> [WHAT IS EXPECTED]: Look through the records below, count the lines with the word "name", and reply with only the number.

───── RECORDS SHOWN

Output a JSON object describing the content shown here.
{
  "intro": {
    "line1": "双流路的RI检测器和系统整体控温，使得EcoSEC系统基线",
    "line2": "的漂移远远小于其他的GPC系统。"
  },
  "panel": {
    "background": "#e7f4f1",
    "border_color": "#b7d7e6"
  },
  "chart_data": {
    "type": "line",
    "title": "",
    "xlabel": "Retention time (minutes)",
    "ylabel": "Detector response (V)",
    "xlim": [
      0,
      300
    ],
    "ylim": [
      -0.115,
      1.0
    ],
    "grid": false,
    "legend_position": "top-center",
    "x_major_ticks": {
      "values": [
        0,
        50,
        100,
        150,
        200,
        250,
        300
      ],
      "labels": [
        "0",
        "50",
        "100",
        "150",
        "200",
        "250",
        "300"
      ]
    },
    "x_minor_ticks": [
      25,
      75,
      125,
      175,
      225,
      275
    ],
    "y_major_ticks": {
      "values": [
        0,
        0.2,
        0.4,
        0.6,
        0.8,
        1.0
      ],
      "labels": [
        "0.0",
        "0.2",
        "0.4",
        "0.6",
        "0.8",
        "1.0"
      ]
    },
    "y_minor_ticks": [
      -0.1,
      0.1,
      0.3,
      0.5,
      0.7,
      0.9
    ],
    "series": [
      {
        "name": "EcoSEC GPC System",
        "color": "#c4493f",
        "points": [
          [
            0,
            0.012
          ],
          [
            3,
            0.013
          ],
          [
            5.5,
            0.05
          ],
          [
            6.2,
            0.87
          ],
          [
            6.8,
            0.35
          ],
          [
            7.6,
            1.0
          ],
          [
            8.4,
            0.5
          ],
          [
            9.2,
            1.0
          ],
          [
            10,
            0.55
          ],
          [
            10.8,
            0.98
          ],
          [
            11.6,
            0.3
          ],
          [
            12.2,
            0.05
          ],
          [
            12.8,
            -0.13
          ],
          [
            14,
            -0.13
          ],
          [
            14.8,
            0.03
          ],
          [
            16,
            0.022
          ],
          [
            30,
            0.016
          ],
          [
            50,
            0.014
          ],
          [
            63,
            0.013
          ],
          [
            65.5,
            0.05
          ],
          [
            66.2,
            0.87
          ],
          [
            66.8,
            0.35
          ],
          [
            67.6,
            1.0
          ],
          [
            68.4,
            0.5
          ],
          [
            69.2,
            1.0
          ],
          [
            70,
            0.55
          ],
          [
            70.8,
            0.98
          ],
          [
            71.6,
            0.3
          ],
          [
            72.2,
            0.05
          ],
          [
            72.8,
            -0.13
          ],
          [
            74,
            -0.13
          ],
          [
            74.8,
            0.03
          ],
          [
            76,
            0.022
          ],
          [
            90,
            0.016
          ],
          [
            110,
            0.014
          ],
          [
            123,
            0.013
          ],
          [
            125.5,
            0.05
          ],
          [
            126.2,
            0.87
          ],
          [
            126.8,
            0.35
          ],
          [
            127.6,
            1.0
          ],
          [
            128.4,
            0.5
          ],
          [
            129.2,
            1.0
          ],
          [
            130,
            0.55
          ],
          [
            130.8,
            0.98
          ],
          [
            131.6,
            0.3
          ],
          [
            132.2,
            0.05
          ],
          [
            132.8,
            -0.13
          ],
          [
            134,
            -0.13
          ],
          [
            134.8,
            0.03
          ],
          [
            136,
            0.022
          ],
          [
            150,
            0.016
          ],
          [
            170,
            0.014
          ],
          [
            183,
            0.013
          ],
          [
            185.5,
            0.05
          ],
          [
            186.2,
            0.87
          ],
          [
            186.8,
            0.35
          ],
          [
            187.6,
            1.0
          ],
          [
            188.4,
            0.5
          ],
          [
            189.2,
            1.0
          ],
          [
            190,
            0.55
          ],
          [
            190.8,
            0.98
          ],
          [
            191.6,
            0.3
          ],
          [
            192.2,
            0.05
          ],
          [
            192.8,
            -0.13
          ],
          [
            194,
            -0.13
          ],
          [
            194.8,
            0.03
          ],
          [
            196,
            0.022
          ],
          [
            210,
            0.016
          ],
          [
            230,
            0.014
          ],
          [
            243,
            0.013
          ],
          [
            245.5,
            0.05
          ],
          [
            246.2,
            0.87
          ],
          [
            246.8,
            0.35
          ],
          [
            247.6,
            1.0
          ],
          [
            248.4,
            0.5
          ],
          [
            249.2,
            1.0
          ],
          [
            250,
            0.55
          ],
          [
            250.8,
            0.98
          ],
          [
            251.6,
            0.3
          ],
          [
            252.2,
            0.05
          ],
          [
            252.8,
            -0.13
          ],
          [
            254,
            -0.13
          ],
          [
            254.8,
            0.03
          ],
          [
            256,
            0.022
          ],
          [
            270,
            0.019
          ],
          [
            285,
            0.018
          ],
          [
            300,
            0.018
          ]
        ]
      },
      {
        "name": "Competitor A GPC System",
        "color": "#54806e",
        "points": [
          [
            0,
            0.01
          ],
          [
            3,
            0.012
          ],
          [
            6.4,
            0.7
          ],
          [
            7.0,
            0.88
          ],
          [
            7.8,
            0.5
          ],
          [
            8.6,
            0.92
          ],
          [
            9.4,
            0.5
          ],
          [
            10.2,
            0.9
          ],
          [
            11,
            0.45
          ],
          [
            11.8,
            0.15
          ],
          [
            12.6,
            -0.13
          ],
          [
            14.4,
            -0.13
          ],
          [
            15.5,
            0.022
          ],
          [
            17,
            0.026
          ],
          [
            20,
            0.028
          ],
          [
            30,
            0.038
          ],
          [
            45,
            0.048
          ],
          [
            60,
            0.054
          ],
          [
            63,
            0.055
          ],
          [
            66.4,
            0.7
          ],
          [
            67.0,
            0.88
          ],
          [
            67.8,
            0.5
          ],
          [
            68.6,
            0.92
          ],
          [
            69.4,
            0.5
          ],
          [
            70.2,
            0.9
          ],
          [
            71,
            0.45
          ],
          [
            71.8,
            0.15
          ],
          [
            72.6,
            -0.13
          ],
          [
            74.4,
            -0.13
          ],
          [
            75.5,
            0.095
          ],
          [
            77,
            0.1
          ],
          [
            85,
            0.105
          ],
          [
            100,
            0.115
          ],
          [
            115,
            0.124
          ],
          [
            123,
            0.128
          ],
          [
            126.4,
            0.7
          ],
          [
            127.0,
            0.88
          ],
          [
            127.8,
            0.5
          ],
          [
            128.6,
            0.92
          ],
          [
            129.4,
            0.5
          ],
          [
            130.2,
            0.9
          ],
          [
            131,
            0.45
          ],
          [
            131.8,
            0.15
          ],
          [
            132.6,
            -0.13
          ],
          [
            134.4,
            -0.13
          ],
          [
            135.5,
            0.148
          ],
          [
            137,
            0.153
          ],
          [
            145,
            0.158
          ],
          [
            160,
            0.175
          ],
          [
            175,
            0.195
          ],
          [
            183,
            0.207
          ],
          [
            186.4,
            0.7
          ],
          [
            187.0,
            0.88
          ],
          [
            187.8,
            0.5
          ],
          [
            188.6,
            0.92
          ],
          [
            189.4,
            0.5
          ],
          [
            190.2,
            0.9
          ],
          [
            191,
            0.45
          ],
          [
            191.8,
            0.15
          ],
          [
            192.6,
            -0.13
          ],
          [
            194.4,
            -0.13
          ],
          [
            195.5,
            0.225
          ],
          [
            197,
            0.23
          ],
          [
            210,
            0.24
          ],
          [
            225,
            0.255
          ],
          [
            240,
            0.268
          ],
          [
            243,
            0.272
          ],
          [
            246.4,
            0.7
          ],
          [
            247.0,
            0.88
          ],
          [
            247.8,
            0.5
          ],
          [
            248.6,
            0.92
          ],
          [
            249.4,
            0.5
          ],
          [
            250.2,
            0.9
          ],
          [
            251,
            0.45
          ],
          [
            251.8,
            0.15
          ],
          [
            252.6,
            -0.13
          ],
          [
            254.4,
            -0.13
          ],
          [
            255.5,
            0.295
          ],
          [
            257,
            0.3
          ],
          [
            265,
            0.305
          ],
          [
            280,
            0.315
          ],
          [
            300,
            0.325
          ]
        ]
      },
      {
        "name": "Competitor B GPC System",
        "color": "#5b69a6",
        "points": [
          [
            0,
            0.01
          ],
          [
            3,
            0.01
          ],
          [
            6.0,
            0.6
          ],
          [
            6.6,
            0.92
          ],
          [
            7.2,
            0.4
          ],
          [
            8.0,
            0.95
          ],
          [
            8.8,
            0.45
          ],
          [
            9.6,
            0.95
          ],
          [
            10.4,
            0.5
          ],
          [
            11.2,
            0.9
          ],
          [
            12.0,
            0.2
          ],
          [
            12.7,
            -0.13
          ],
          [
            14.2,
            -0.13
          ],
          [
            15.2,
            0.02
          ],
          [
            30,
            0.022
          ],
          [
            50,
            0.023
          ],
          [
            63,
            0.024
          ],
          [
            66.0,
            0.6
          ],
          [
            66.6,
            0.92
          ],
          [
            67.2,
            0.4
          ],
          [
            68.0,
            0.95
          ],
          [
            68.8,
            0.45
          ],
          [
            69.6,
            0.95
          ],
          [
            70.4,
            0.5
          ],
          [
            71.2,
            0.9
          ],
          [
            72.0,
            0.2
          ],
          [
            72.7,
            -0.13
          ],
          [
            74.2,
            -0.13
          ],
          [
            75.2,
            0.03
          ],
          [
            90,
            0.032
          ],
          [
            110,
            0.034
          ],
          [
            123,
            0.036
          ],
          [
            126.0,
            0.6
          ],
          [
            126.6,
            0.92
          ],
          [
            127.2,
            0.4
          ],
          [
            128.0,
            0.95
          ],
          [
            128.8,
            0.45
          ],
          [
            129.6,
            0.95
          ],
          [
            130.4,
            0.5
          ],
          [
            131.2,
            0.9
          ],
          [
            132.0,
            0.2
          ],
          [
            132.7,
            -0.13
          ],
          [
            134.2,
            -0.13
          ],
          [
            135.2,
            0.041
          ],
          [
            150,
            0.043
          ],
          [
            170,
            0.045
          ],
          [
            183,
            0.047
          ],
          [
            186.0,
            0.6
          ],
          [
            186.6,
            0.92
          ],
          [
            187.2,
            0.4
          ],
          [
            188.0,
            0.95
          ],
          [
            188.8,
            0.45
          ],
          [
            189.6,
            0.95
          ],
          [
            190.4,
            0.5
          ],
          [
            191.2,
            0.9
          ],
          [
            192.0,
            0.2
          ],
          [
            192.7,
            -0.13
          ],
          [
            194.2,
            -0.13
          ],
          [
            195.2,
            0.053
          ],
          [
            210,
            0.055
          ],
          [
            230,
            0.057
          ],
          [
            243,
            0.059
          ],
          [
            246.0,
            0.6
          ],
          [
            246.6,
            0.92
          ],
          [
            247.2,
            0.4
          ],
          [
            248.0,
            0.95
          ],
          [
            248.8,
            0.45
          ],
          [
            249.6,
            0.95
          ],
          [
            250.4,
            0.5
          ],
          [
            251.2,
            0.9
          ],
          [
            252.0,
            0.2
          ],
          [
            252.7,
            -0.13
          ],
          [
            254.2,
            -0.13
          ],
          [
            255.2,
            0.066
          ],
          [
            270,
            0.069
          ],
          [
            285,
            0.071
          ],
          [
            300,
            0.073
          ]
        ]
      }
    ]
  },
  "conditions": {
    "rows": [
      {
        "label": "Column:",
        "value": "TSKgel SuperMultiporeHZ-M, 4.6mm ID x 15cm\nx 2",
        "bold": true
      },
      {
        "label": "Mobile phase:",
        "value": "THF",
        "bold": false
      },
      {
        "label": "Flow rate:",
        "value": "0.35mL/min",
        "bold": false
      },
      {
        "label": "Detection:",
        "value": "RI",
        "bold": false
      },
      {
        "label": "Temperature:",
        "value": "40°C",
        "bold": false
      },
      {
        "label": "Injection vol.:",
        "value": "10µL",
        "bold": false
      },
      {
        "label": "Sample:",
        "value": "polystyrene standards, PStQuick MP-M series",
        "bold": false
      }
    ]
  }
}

──────────

> [CORRECT ANSWER]: 3